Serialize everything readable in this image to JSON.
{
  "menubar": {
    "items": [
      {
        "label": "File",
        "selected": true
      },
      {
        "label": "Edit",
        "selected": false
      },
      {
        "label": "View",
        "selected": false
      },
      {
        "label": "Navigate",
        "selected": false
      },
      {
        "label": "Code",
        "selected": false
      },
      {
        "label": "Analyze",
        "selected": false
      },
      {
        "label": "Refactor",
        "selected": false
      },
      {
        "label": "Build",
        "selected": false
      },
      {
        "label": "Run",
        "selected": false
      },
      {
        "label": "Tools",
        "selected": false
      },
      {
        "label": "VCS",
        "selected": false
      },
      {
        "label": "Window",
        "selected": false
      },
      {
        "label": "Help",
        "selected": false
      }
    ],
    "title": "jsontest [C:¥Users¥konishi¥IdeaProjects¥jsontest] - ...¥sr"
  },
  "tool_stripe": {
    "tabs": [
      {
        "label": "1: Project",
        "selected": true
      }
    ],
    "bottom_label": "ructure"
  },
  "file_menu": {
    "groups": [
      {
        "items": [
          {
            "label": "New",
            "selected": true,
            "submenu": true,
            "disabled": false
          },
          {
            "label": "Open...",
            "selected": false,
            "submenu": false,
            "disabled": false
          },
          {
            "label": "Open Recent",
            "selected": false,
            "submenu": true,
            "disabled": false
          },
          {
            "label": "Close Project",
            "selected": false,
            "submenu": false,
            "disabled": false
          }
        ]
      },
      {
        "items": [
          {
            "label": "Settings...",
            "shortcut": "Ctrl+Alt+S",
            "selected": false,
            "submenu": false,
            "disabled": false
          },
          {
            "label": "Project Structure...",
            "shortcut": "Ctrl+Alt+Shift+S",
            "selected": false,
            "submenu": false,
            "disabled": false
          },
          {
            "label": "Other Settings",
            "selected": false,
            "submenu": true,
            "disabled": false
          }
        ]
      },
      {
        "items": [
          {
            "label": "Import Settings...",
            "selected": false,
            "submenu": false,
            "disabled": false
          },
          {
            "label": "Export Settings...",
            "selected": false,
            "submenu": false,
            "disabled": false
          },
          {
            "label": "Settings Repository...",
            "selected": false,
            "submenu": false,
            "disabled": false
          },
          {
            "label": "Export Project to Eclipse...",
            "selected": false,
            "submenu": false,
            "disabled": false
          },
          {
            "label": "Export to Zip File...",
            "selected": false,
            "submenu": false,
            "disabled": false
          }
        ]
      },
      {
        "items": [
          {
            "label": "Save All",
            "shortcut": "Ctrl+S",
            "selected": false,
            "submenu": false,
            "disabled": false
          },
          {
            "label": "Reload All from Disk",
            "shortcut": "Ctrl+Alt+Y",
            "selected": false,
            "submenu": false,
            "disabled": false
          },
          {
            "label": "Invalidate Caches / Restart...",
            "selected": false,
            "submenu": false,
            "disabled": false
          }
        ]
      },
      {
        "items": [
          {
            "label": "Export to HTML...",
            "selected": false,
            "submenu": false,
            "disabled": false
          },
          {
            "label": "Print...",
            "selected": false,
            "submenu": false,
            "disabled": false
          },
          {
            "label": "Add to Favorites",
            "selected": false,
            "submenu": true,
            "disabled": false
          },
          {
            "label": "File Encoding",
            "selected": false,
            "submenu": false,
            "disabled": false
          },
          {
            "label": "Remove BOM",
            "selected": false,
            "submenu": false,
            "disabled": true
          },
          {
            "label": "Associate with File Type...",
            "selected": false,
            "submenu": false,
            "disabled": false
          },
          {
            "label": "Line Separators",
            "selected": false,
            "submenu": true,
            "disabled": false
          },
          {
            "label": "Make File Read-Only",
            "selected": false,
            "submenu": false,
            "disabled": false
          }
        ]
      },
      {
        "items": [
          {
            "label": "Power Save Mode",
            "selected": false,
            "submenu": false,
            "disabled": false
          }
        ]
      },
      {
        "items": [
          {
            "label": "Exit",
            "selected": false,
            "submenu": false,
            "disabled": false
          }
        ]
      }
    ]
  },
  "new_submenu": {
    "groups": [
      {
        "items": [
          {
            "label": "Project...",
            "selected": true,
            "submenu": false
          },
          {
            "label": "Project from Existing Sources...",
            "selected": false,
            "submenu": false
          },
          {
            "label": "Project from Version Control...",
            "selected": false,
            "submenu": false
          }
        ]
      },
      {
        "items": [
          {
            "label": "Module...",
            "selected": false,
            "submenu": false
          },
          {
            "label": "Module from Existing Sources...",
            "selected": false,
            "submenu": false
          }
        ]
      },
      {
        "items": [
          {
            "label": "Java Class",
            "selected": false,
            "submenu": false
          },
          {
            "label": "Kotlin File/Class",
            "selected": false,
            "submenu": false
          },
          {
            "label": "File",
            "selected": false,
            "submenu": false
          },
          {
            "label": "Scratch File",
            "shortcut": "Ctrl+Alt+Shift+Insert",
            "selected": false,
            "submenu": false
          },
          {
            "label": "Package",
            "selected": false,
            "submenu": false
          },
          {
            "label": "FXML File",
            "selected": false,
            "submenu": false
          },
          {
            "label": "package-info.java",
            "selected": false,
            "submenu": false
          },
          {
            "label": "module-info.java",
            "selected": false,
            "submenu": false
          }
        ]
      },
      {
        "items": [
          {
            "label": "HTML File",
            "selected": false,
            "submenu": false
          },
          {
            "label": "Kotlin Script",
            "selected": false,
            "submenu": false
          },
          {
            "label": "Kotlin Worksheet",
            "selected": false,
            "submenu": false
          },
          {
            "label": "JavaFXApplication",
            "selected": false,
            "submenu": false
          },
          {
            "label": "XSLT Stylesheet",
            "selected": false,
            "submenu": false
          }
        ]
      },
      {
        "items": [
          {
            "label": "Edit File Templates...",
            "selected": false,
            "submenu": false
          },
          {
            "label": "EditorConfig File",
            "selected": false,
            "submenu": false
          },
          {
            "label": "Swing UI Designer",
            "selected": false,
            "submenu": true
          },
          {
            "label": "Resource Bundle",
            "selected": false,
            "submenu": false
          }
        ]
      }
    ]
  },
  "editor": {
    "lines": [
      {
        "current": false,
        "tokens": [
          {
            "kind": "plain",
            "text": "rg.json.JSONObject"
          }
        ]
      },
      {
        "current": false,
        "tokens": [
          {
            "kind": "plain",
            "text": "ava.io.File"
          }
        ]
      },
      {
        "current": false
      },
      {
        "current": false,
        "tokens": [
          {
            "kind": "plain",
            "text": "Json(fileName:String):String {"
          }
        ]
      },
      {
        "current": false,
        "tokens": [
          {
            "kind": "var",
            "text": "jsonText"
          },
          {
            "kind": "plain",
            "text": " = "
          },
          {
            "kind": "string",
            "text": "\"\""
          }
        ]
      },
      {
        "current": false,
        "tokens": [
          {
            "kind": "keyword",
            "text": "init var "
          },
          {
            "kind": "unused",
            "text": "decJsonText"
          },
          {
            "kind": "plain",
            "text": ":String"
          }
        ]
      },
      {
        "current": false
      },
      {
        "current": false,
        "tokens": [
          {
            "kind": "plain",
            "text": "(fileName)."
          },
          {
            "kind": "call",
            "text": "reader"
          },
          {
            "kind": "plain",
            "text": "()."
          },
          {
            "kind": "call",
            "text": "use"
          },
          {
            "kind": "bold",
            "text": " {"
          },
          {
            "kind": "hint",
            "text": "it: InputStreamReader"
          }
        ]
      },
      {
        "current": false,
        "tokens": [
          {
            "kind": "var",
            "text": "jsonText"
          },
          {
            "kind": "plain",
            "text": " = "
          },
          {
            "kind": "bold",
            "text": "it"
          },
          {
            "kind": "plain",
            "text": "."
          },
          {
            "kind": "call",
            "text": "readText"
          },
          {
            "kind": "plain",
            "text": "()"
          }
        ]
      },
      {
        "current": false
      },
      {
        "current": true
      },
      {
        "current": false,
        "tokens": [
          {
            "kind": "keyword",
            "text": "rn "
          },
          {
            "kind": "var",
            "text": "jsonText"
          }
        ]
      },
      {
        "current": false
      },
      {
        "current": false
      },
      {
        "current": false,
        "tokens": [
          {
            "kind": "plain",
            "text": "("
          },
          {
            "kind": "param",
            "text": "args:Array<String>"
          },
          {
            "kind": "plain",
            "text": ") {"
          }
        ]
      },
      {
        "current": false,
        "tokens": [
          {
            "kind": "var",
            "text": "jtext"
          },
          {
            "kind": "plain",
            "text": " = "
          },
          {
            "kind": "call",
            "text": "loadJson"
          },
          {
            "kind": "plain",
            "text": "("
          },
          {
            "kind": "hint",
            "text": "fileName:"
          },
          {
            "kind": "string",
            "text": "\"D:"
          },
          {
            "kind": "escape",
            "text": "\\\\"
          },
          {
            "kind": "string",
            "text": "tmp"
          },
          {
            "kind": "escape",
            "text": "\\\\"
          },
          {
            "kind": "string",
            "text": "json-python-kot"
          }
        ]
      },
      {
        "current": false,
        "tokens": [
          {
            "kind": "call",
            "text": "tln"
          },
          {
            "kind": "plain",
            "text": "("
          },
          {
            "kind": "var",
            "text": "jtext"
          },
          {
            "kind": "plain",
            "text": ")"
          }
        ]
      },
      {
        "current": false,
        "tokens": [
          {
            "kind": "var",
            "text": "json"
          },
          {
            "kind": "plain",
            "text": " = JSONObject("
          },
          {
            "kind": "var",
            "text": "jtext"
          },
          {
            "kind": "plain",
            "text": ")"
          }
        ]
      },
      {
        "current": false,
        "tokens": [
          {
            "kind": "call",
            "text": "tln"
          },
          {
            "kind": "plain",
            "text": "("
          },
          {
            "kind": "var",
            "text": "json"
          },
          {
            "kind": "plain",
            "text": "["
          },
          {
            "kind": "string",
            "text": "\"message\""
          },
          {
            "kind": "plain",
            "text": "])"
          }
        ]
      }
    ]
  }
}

## Instruction
How many lines of the records contain the string "HTML"? Respond with the number alone.

## Response
2